(Items from a dataset)
=-=-=

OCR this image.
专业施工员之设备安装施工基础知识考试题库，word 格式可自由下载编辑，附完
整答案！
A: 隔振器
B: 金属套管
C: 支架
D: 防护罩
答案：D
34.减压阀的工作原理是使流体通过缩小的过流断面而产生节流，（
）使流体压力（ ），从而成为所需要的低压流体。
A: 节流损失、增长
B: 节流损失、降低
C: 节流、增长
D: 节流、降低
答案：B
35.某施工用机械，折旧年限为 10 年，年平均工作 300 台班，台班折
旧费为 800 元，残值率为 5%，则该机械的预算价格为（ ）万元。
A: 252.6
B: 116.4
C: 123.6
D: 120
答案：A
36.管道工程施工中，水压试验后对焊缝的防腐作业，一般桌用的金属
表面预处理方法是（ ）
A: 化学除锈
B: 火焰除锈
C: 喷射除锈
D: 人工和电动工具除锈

=-=-=

▶ _Instructions to follow_
Reproduce the entries above in full by retyping them exactly.

▶ _Full solution_
OCR this image.
专业施工员之设备安装施工基础知识考试题库，word 格式可自由下载编辑，附完
整答案！
A: 隔振器
B: 金属套管
C: 支架
D: 防护罩
答案：D
34.减压阀的工作原理是使流体通过缩小的过流断面而产生节流，（
）使流体压力（ ），从而成为所需要的低压流体。
A: 节流损失、增长
B: 节流损失、降低
C: 节流、增长
D: 节流、降低
答案：B
35.某施工用机械，折旧年限为 10 年，年平均工作 300 台班，台班折
旧费为 800 元，残值率为 5%，则该机械的预算价格为（ ）万元。
A: 252.6
B: 116.4
C: 123.6
D: 120
答案：A
36.管道工程施工中，水压试验后对焊缝的防腐作业，一般桌用的金属
表面预处理方法是（ ）
A: 化学除锈
B: 火焰除锈
C: 喷射除锈
D: 人工和电动工具除锈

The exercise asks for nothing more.